Return the material word for word. Do not include pictures.

[Data tied to figure images]

↓

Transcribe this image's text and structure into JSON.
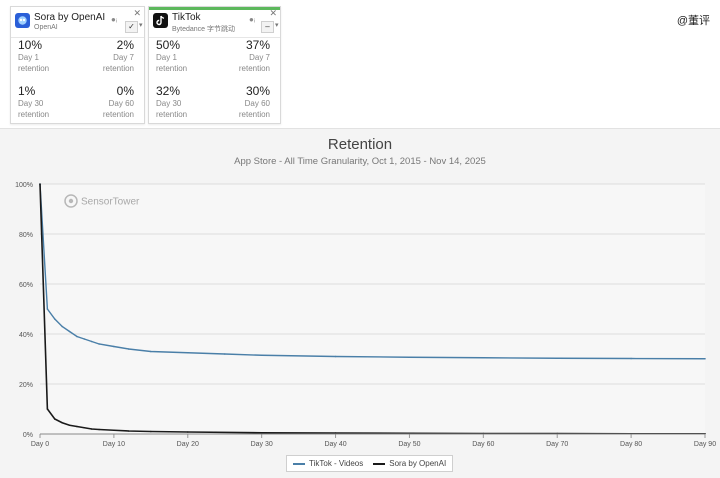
{
  "cards": [
    {
      "app_name": "Sora by OpenAI",
      "publisher": "OpenAI",
      "stripe_color": "#8ab4e8",
      "select_glyph": "✓",
      "metrics": [
        {
          "value": "10%",
          "day": "Day 1",
          "label": "retention"
        },
        {
          "value": "2%",
          "day": "Day 7",
          "label": "retention"
        },
        {
          "value": "1%",
          "day": "Day 30",
          "label": "retention"
        },
        {
          "value": "0%",
          "day": "Day 60",
          "label": "retention"
        }
      ]
    },
    {
      "app_name": "TikTok",
      "publisher": "Bytedance 字节跳动",
      "stripe_color": "#5cb85c",
      "select_glyph": "–",
      "metrics": [
        {
          "value": "50%",
          "day": "Day 1",
          "label": "retention"
        },
        {
          "value": "37%",
          "day": "Day 7",
          "label": "retention"
        },
        {
          "value": "32%",
          "day": "Day 30",
          "label": "retention"
        },
        {
          "value": "30%",
          "day": "Day 60",
          "label": "retention"
        }
      ]
    }
  ],
  "watermark": "@董评",
  "chart_data": {
    "type": "line",
    "title": "Retention",
    "subtitle": "App Store - All Time Granularity, Oct 1, 2015 - Nov 14, 2025",
    "brand": "SensorTower",
    "xlabel": "",
    "ylabel": "",
    "x_ticks": [
      "Day 0",
      "Day 10",
      "Day 20",
      "Day 30",
      "Day 40",
      "Day 50",
      "Day 60",
      "Day 70",
      "Day 80",
      "Day 90"
    ],
    "x_tick_values": [
      0,
      10,
      20,
      30,
      40,
      50,
      60,
      70,
      80,
      90
    ],
    "y_ticks": [
      "0%",
      "20%",
      "40%",
      "60%",
      "80%",
      "100%"
    ],
    "y_tick_values": [
      0,
      20,
      40,
      60,
      80,
      100
    ],
    "xlim": [
      0,
      90
    ],
    "ylim": [
      0,
      100
    ],
    "grid": true,
    "legend_position": "bottom-center",
    "series": [
      {
        "name": "TikTok - Videos",
        "color": "#4a7fa8",
        "x": [
          0,
          1,
          2,
          3,
          4,
          5,
          6,
          7,
          8,
          10,
          12,
          15,
          20,
          25,
          30,
          40,
          50,
          60,
          70,
          80,
          90
        ],
        "y": [
          100,
          50,
          46,
          43,
          41,
          39,
          38,
          37,
          36,
          35,
          34,
          33,
          32.5,
          32,
          31.5,
          31,
          30.7,
          30.5,
          30.3,
          30.2,
          30.1
        ]
      },
      {
        "name": "Sora by OpenAI",
        "color": "#1a1a1a",
        "x": [
          0,
          1,
          2,
          3,
          4,
          5,
          6,
          7,
          8,
          10,
          12,
          15,
          20,
          30,
          40,
          50,
          60,
          70,
          80,
          90
        ],
        "y": [
          100,
          10,
          6,
          4.5,
          3.5,
          3,
          2.5,
          2,
          1.8,
          1.5,
          1.2,
          1,
          0.8,
          0.5,
          0.4,
          0.3,
          0.2,
          0.2,
          0.1,
          0.1
        ]
      }
    ]
  }
}
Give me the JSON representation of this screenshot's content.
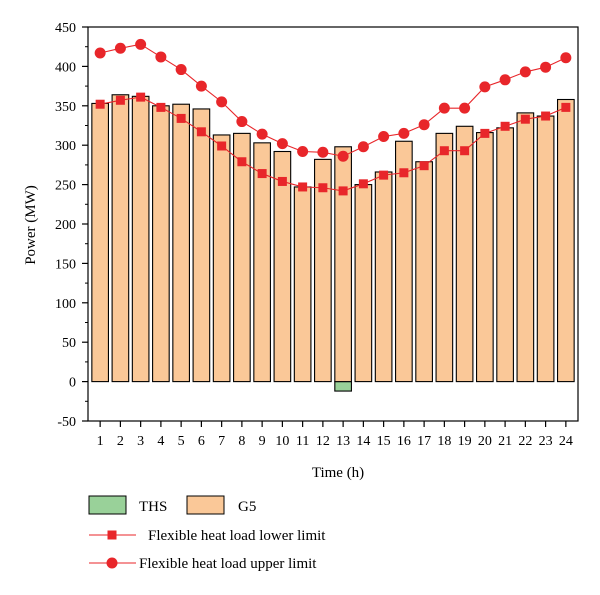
{
  "chart_data": {
    "type": "bar",
    "categories": [
      "1",
      "2",
      "3",
      "4",
      "5",
      "6",
      "7",
      "8",
      "9",
      "10",
      "11",
      "12",
      "13",
      "14",
      "15",
      "16",
      "17",
      "18",
      "19",
      "20",
      "21",
      "22",
      "23",
      "24"
    ],
    "series": [
      {
        "name": "THS",
        "kind": "bar",
        "color": "#99d199",
        "values": [
          0,
          0,
          0,
          0,
          0,
          0,
          0,
          0,
          0,
          0,
          0,
          0,
          -12,
          0,
          0,
          0,
          0,
          0,
          0,
          0,
          0,
          0,
          0,
          0
        ]
      },
      {
        "name": "G5",
        "kind": "bar",
        "color": "#fac898",
        "values": [
          353,
          364,
          362,
          350,
          352,
          346,
          313,
          315,
          303,
          292,
          247,
          282,
          298,
          250,
          266,
          305,
          279,
          315,
          324,
          316,
          322,
          341,
          337,
          358
        ]
      },
      {
        "name": "Flexible heat load lower limit",
        "kind": "line",
        "marker": "square",
        "color": "#e8262a",
        "values": [
          352,
          357,
          361,
          348,
          334,
          317,
          299,
          279,
          264,
          254,
          247,
          246,
          242,
          251,
          262,
          265,
          274,
          293,
          293,
          315,
          324,
          333,
          337,
          348
        ]
      },
      {
        "name": "Flexible heat load upper limit",
        "kind": "line",
        "marker": "circle",
        "color": "#e8262a",
        "values": [
          417,
          423,
          428,
          412,
          396,
          375,
          355,
          330,
          314,
          302,
          292,
          291,
          286,
          298,
          311,
          315,
          326,
          347,
          347,
          374,
          383,
          393,
          399,
          411
        ]
      }
    ],
    "xlabel": "Time (h)",
    "ylabel": "Power (MW)",
    "ylim": [
      -50,
      450
    ],
    "yticks": [
      -50,
      0,
      50,
      100,
      150,
      200,
      250,
      300,
      350,
      400,
      450
    ],
    "legend_position": "bottom",
    "grid": false
  }
}
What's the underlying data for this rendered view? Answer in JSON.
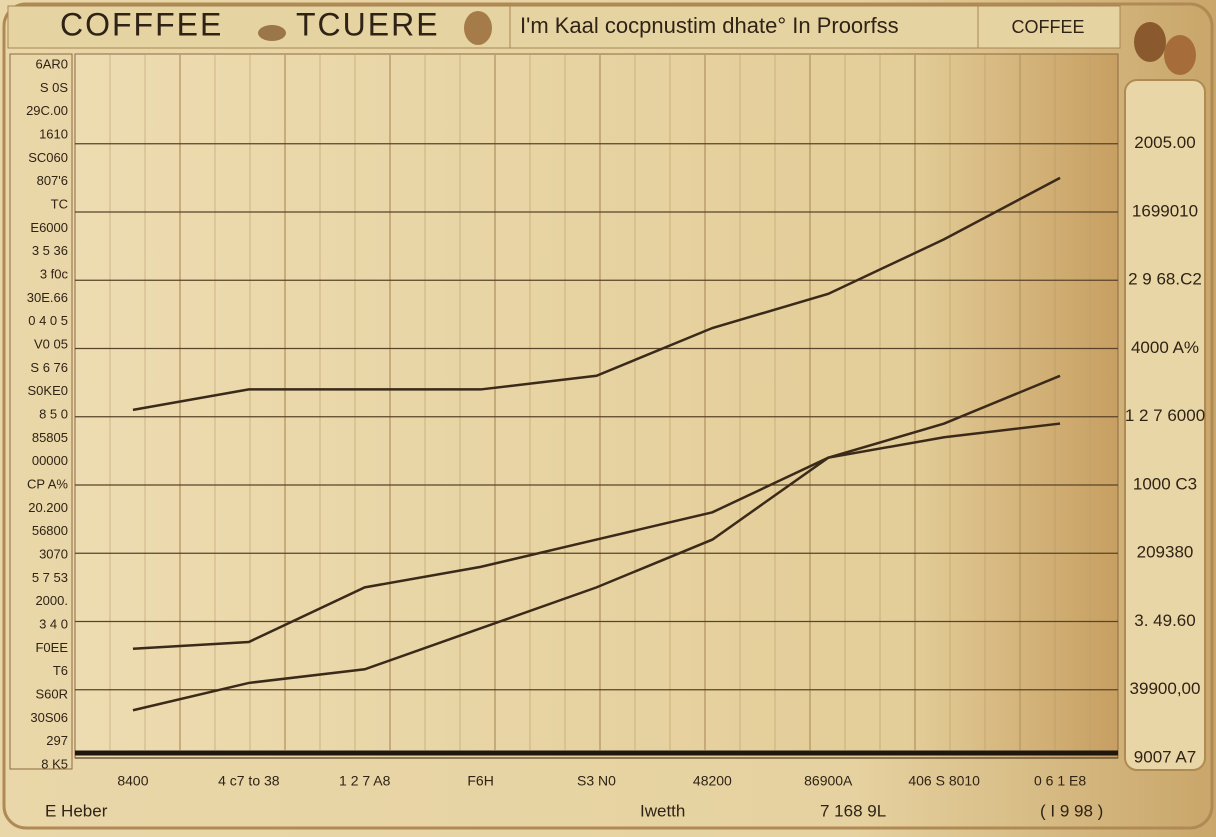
{
  "chart_data": {
    "type": "line",
    "title": "COFFFEE",
    "subtitle": "TCUERE",
    "heading": "I'm Kaal cocpnustim dhate° In Proorfss",
    "badge": "COFFEE",
    "categories": [
      "8400",
      "4 c7 to 38",
      "1 2 7 A8",
      "F6H",
      "S3 N0",
      "48200",
      "86900A",
      "406 S 8010",
      "0 6 1 E8"
    ],
    "series": [
      {
        "color": "#3b2a1a",
        "values": [
          5.1,
          5.4,
          5.4,
          5.4,
          5.6,
          6.3,
          6.8,
          7.6,
          8.5
        ]
      },
      {
        "color": "#3b2a1a",
        "values": [
          1.6,
          1.7,
          2.5,
          2.8,
          3.2,
          3.6,
          4.4,
          4.9,
          5.6
        ]
      },
      {
        "color": "#3b2a1a",
        "values": [
          0.7,
          1.1,
          1.3,
          1.9,
          2.5,
          3.2,
          4.4,
          4.7,
          4.9
        ]
      }
    ],
    "ylim": [
      0,
      10.3
    ],
    "yticks": [
      {
        "value": 0,
        "label": "9007 A7"
      },
      {
        "value": 1,
        "label": "39900,00"
      },
      {
        "value": 2,
        "label": "3. 49.60"
      },
      {
        "value": 3,
        "label": "209380"
      },
      {
        "value": 4,
        "label": "1000 C3"
      },
      {
        "value": 5,
        "label": "1 2 7 6000"
      },
      {
        "value": 6,
        "label": "4000 A%"
      },
      {
        "value": 7,
        "label": "2 9 68.C2"
      },
      {
        "value": 8,
        "label": "1699010"
      },
      {
        "value": 9,
        "label": "2005.00"
      }
    ],
    "grid": true,
    "y_axis_side": "right",
    "left_labels": [
      "6AR0",
      "S 0S",
      "29C.00",
      "1610",
      "SC060",
      "807'6",
      "TC",
      "E6000",
      "3 5 36",
      "3 f0c",
      "30E.66",
      "0 4 0 5",
      "V0 05",
      "S 6 76",
      "S0KE0",
      "8 5 0",
      "85805",
      "00000",
      "CP A%",
      "20.200",
      "56800",
      "3070",
      "5 7 53",
      "2000.",
      "3 4 0",
      "F0EE",
      "T6",
      "S60R",
      "30S06",
      "297",
      "8 K5"
    ],
    "footer": [
      "E Heber",
      "Iwetth",
      "7 168 9L",
      "( I 9 98 )"
    ]
  }
}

↑

SOLVED EXERCISE:
Transcribe this image's text and structure into JSON.
{
  "cards": [
    {
      "app_name": "Sora by OpenAI",
      "publisher": "OpenAI",
      "stripe_color": "#8ab4e8",
      "select_glyph": "✓",
      "metrics": [
        {
          "value": "10%",
          "day": "Day 1",
          "label": "retention"
        },
        {
          "value": "2%",
          "day": "Day 7",
          "label": "retention"
        },
        {
          "value": "1%",
          "day": "Day 30",
          "label": "retention"
        },
        {
          "value": "0%",
          "day": "Day 60",
          "label": "retention"
        }
      ]
    },
    {
      "app_name": "TikTok",
      "publisher": "Bytedance 字节跳动",
      "stripe_color": "#5cb85c",
      "select_glyph": "–",
      "metrics": [
        {
          "value": "50%",
          "day": "Day 1",
          "label": "retention"
        },
        {
          "value": "37%",
          "day": "Day 7",
          "label": "retention"
        },
        {
          "value": "32%",
          "day": "Day 30",
          "label": "retention"
        },
        {
          "value": "30%",
          "day": "Day 60",
          "label": "retention"
        }
      ]
    }
  ],
  "watermark": "@董评",
  "chart_data": {
    "type": "line",
    "title": "Retention",
    "subtitle": "App Store - All Time Granularity, Oct 1, 2015 - Nov 14, 2025",
    "brand": "SensorTower",
    "xlabel": "",
    "ylabel": "",
    "x_ticks": [
      "Day 0",
      "Day 10",
      "Day 20",
      "Day 30",
      "Day 40",
      "Day 50",
      "Day 60",
      "Day 70",
      "Day 80",
      "Day 90"
    ],
    "x_tick_values": [
      0,
      10,
      20,
      30,
      40,
      50,
      60,
      70,
      80,
      90
    ],
    "y_ticks": [
      "0%",
      "20%",
      "40%",
      "60%",
      "80%",
      "100%"
    ],
    "y_tick_values": [
      0,
      20,
      40,
      60,
      80,
      100
    ],
    "xlim": [
      0,
      90
    ],
    "ylim": [
      0,
      100
    ],
    "grid": true,
    "legend_position": "bottom-center",
    "series": [
      {
        "name": "TikTok - Videos",
        "color": "#4a7fa8",
        "x": [
          0,
          1,
          2,
          3,
          4,
          5,
          6,
          7,
          8,
          10,
          12,
          15,
          20,
          25,
          30,
          40,
          50,
          60,
          70,
          80,
          90
        ],
        "y": [
          100,
          50,
          46,
          43,
          41,
          39,
          38,
          37,
          36,
          35,
          34,
          33,
          32.5,
          32,
          31.5,
          31,
          30.7,
          30.5,
          30.3,
          30.2,
          30.1
        ]
      },
      {
        "name": "Sora by OpenAI",
        "color": "#1a1a1a",
        "x": [
          0,
          1,
          2,
          3,
          4,
          5,
          6,
          7,
          8,
          10,
          12,
          15,
          20,
          30,
          40,
          50,
          60,
          70,
          80,
          90
        ],
        "y": [
          100,
          10,
          6,
          4.5,
          3.5,
          3,
          2.5,
          2,
          1.8,
          1.5,
          1.2,
          1,
          0.8,
          0.5,
          0.4,
          0.3,
          0.2,
          0.2,
          0.1,
          0.1
        ]
      }
    ]
  }
}
Give me the JSON representation of this screenshot's content.
{
  "chart_data": {
    "type": "bar",
    "categories": [
      "1",
      "2",
      "3",
      "4",
      "5",
      "6",
      "7",
      "8",
      "9",
      "10",
      "11",
      "12",
      "13",
      "14",
      "15",
      "16",
      "17",
      "18",
      "19",
      "20",
      "21",
      "22",
      "23",
      "24"
    ],
    "series": [
      {
        "name": "THS",
        "kind": "bar",
        "color": "#99d199",
        "values": [
          0,
          0,
          0,
          0,
          0,
          0,
          0,
          0,
          0,
          0,
          0,
          0,
          -12,
          0,
          0,
          0,
          0,
          0,
          0,
          0,
          0,
          0,
          0,
          0
        ]
      },
      {
        "name": "G5",
        "kind": "bar",
        "color": "#fac898",
        "values": [
          353,
          364,
          362,
          350,
          352,
          346,
          313,
          315,
          303,
          292,
          247,
          282,
          298,
          250,
          266,
          305,
          279,
          315,
          324,
          316,
          322,
          341,
          337,
          358
        ]
      },
      {
        "name": "Flexible heat load lower limit",
        "kind": "line",
        "marker": "square",
        "color": "#e8262a",
        "values": [
          352,
          357,
          361,
          348,
          334,
          317,
          299,
          279,
          264,
          254,
          247,
          246,
          242,
          251,
          262,
          265,
          274,
          293,
          293,
          315,
          324,
          333,
          337,
          348
        ]
      },
      {
        "name": "Flexible heat load upper limit",
        "kind": "line",
        "marker": "circle",
        "color": "#e8262a",
        "values": [
          417,
          423,
          428,
          412,
          396,
          375,
          355,
          330,
          314,
          302,
          292,
          291,
          286,
          298,
          311,
          315,
          326,
          347,
          347,
          374,
          383,
          393,
          399,
          411
        ]
      }
    ],
    "xlabel": "Time (h)",
    "ylabel": "Power (MW)",
    "ylim": [
      -50,
      450
    ],
    "yticks": [
      -50,
      0,
      50,
      100,
      150,
      200,
      250,
      300,
      350,
      400,
      450
    ],
    "legend_position": "bottom",
    "grid": false
  }
}
What's the underlying data for this rendered view? Answer in JSON.
{
  "chart_data": {
    "type": "line",
    "title": "COFFFEE",
    "subtitle": "TCUERE",
    "heading": "I'm Kaal cocpnustim dhate° In Proorfss",
    "badge": "COFFEE",
    "categories": [
      "8400",
      "4 c7 to 38",
      "1 2 7 A8",
      "F6H",
      "S3 N0",
      "48200",
      "86900A",
      "406 S 8010",
      "0 6 1 E8"
    ],
    "series": [
      {
        "color": "#3b2a1a",
        "values": [
          5.1,
          5.4,
          5.4,
          5.4,
          5.6,
          6.3,
          6.8,
          7.6,
          8.5
        ]
      },
      {
        "color": "#3b2a1a",
        "values": [
          1.6,
          1.7,
          2.5,
          2.8,
          3.2,
          3.6,
          4.4,
          4.9,
          5.6
        ]
      },
      {
        "color": "#3b2a1a",
        "values": [
          0.7,
          1.1,
          1.3,
          1.9,
          2.5,
          3.2,
          4.4,
          4.7,
          4.9
        ]
      }
    ],
    "ylim": [
      0,
      10.3
    ],
    "yticks": [
      {
        "value": 0,
        "label": "9007 A7"
      },
      {
        "value": 1,
        "label": "39900,00"
      },
      {
        "value": 2,
        "label": "3. 49.60"
      },
      {
        "value": 3,
        "label": "209380"
      },
      {
        "value": 4,
        "label": "1000 C3"
      },
      {
        "value": 5,
        "label": "1 2 7 6000"
      },
      {
        "value": 6,
        "label": "4000 A%"
      },
      {
        "value": 7,
        "label": "2 9 68.C2"
      },
      {
        "value": 8,
        "label": "1699010"
      },
      {
        "value": 9,
        "label": "2005.00"
      }
    ],
    "grid": true,
    "y_axis_side": "right",
    "left_labels": [
      "6AR0",
      "S 0S",
      "29C.00",
      "1610",
      "SC060",
      "807'6",
      "TC",
      "E6000",
      "3 5 36",
      "3 f0c",
      "30E.66",
      "0 4 0 5",
      "V0 05",
      "S 6 76",
      "S0KE0",
      "8 5 0",
      "85805",
      "00000",
      "CP A%",
      "20.200",
      "56800",
      "3070",
      "5 7 53",
      "2000.",
      "3 4 0",
      "F0EE",
      "T6",
      "S60R",
      "30S06",
      "297",
      "8 K5"
    ],
    "footer": [
      "E Heber",
      "Iwetth",
      "7 168 9L",
      "( I 9 98 )"
    ]
  }
}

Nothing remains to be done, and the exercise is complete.